Work to be completed: Using the listing below, extract each line that has the word "Compare" in it.

:::::

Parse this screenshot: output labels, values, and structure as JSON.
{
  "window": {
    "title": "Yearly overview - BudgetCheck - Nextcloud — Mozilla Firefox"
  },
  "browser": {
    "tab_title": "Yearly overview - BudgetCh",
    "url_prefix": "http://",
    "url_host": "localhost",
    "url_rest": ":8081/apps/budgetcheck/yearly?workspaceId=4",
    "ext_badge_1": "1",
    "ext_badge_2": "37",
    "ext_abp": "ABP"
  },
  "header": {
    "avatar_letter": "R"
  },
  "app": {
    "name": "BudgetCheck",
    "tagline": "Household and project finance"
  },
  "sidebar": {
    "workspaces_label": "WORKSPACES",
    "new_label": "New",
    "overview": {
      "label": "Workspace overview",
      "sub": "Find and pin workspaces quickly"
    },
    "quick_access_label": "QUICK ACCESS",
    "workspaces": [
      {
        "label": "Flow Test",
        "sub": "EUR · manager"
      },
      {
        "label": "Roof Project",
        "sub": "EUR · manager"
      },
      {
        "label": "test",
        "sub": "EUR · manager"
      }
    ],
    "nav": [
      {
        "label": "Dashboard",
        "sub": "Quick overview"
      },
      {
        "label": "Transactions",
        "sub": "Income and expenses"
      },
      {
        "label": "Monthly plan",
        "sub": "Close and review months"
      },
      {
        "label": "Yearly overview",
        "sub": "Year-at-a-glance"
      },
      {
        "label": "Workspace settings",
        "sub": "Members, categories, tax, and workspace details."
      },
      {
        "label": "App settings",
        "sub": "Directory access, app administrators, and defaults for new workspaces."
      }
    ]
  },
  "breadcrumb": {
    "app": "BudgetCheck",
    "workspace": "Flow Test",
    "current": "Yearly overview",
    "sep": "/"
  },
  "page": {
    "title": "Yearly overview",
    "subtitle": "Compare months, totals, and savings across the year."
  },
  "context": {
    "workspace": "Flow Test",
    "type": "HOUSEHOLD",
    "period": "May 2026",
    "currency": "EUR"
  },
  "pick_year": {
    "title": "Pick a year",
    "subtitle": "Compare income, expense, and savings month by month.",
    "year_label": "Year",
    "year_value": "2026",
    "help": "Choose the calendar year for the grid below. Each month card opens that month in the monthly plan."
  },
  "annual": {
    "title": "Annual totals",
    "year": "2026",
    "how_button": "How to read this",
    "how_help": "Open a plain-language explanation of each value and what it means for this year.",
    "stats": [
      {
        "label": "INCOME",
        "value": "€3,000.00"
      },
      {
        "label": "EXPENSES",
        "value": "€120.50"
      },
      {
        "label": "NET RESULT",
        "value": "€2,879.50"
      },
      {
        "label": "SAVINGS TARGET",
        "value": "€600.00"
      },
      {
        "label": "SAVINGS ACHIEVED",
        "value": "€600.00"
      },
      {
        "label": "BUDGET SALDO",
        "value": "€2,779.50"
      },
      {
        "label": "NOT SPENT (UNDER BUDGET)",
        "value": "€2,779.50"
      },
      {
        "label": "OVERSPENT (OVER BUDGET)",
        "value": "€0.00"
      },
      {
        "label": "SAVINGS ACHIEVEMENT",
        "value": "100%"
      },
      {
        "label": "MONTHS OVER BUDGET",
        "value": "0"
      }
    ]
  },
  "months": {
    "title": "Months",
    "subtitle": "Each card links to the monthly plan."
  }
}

:::::

Final result:
    "subtitle": "Compare months, totals, and savings across the year."
    "subtitle": "Compare income, expense, and savings month by month.",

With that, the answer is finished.